▶ **EXERCISE REQUIREMENTS**: Copy out the data word for word, starting at its first line and ending at the line that contains "- paragraph: アウシュヴィッツ博物館にはホームページがあります。日本語でもパンフレット『アウシュビッツ・ビルケナウ", with both of those lines included.

▶ **EXTRACTED INFORMATION**:
┌────────
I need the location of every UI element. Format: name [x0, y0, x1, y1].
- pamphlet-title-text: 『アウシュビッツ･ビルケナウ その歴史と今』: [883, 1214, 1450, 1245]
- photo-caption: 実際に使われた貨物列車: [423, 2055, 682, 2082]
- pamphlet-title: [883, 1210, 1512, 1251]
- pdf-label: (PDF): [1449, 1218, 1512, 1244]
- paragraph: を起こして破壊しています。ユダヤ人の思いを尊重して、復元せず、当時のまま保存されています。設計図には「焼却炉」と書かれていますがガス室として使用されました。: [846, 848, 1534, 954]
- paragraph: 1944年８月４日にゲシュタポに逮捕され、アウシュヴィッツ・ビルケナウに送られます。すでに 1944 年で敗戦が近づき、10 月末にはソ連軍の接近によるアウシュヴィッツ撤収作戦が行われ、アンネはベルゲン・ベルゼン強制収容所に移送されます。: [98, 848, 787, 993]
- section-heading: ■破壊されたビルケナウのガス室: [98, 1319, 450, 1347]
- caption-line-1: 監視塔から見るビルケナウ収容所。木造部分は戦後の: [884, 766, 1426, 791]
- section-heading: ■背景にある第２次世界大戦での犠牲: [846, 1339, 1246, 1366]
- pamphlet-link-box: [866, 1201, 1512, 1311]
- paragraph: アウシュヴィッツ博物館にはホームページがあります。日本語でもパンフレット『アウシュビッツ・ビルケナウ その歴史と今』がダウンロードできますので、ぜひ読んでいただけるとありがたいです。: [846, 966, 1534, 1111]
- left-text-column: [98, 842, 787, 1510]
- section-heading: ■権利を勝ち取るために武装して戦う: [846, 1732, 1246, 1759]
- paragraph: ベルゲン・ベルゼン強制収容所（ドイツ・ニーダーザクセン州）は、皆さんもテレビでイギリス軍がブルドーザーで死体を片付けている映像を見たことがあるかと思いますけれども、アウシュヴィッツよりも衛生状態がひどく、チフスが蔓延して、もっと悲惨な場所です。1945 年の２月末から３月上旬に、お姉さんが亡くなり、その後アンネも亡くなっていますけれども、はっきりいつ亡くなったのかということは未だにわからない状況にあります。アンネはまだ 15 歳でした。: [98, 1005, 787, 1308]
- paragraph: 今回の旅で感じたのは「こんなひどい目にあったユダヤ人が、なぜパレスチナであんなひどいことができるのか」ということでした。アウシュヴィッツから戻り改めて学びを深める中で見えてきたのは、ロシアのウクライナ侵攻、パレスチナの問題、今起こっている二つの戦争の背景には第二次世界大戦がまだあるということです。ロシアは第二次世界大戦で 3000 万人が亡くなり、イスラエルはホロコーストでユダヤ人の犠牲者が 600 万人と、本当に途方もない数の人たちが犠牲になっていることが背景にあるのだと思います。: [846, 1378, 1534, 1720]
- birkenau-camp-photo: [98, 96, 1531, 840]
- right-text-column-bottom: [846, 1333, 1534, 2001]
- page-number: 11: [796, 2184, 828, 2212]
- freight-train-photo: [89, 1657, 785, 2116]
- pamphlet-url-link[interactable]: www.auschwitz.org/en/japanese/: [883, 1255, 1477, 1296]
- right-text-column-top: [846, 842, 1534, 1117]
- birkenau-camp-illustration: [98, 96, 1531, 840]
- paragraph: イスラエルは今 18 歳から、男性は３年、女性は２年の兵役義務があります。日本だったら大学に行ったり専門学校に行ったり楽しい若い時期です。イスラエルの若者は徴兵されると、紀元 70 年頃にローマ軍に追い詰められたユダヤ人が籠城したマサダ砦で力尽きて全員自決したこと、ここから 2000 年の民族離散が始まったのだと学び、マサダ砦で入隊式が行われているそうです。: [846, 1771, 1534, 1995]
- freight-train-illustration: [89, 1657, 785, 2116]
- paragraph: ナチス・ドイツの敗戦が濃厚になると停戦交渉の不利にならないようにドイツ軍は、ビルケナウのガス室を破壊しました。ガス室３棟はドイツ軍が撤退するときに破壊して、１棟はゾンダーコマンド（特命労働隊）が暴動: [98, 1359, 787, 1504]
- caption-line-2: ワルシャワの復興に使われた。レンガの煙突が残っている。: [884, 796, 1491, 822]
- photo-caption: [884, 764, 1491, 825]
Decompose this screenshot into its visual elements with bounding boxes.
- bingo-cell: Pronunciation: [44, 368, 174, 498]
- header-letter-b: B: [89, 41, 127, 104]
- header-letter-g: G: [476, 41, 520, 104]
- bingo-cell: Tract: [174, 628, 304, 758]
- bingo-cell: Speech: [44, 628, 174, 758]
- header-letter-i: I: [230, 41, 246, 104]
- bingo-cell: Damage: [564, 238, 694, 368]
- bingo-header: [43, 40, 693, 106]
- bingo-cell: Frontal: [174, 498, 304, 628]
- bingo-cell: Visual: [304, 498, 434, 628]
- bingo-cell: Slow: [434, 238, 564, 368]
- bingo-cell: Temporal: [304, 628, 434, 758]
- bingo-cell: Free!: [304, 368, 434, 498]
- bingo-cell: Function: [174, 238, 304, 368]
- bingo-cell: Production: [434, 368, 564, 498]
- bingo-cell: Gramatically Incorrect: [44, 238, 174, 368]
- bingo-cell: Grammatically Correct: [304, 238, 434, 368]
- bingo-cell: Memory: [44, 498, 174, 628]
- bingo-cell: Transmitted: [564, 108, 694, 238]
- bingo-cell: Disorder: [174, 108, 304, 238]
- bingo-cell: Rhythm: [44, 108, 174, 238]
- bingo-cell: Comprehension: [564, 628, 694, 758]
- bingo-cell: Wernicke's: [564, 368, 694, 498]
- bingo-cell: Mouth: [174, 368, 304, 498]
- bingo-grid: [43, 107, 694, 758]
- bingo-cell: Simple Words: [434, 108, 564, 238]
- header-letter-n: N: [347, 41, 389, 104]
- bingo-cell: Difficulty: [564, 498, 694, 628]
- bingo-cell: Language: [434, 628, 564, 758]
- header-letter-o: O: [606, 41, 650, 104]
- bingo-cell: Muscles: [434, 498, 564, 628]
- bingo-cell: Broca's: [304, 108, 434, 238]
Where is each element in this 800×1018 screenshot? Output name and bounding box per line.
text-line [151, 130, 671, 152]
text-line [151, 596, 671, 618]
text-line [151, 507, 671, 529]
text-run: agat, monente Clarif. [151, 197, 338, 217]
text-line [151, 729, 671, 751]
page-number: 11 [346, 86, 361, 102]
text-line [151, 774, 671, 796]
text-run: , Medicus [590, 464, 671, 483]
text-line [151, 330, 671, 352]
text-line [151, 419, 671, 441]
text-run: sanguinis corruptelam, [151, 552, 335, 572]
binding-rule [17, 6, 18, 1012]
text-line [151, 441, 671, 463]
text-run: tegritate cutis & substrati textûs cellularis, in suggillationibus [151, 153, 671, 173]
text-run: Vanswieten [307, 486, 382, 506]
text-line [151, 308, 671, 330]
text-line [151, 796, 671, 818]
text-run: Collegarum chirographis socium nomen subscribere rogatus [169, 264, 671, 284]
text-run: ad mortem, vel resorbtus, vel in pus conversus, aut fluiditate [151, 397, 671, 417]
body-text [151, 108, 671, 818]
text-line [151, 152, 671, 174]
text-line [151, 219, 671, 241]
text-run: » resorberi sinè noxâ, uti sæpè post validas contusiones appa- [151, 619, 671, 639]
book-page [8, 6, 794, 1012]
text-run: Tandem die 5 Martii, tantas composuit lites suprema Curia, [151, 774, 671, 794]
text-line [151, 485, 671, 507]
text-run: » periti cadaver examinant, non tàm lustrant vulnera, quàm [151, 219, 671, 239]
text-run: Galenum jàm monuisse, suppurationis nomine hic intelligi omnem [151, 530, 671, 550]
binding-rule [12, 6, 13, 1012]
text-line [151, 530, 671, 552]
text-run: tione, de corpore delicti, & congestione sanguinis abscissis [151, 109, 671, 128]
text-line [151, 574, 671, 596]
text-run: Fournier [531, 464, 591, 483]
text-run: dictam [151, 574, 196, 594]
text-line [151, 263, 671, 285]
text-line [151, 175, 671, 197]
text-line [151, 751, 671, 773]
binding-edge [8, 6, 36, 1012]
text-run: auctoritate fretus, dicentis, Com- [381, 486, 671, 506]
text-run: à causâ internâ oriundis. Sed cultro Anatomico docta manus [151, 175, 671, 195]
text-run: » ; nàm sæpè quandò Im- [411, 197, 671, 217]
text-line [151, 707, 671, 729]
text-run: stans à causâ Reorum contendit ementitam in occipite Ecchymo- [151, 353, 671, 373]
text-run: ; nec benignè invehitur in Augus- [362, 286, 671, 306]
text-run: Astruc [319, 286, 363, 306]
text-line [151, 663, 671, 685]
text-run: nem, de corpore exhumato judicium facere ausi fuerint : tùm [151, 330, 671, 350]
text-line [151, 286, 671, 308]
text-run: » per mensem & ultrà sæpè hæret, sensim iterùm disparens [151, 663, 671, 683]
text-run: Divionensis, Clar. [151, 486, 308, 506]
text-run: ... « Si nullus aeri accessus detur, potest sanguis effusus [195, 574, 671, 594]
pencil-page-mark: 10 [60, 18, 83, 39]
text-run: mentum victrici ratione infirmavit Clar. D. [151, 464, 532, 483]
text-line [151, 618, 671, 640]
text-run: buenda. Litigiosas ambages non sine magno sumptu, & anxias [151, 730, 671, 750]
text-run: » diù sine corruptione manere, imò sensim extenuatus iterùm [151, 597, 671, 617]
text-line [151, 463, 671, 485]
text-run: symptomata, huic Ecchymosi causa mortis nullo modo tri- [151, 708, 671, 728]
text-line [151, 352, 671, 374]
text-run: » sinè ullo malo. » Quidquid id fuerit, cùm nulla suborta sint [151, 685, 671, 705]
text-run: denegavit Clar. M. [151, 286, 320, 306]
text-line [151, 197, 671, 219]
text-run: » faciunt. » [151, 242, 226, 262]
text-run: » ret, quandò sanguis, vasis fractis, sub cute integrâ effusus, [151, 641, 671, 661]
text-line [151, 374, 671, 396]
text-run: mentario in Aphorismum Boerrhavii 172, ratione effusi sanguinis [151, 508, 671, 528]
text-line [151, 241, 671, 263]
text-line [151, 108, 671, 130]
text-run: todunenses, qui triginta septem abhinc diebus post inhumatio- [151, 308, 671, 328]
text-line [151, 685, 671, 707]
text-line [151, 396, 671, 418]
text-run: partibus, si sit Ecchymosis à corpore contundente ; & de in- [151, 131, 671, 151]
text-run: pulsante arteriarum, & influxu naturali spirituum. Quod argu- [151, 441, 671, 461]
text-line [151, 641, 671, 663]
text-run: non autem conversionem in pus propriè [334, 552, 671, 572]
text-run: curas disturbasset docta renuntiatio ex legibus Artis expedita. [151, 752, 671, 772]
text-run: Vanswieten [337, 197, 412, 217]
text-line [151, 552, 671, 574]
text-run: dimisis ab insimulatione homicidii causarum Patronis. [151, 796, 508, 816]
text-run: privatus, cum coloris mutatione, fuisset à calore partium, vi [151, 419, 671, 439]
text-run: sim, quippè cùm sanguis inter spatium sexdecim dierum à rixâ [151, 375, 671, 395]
└────────
▶ **EXERCISE RESPONSE**:
I need the location of every UI element. Format: name [x0, y0, x1, y1].
- pamphlet-title-text: 『アウシュビッツ･ビルケナウ その歴史と今』: [883, 1214, 1450, 1245]
- photo-caption: 実際に使われた貨物列車: [423, 2055, 682, 2082]
- pamphlet-title: [883, 1210, 1512, 1251]
- pdf-label: (PDF): [1449, 1218, 1512, 1244]
- paragraph: を起こして破壊しています。ユダヤ人の思いを尊重して、復元せず、当時のまま保存されています。設計図には「焼却炉」と書かれていますがガス室として使用されました。: [846, 848, 1534, 954]
- paragraph: 1944年８月４日にゲシュタポに逮捕され、アウシュヴィッツ・ビルケナウに送られます。すでに 1944 年で敗戦が近づき、10 月末にはソ連軍の接近によるアウシュヴィッツ撤収作戦が行われ、アンネはベルゲン・ベルゼン強制収容所に移送されます。: [98, 848, 787, 993]
- section-heading: ■破壊されたビルケナウのガス室: [98, 1319, 450, 1347]
- caption-line-1: 監視塔から見るビルケナウ収容所。木造部分は戦後の: [884, 766, 1426, 791]
- section-heading: ■背景にある第２次世界大戦での犠牲: [846, 1339, 1246, 1366]
- pamphlet-link-box: [866, 1201, 1512, 1311]
- paragraph: アウシュヴィッツ博物館にはホームページがあります。日本語でもパンフレット『アウシュビッツ・ビルケナウ その歴史と今』がダウンロードできますので、ぜひ読んでいただけるとありがたいです。: [846, 966, 1534, 1111]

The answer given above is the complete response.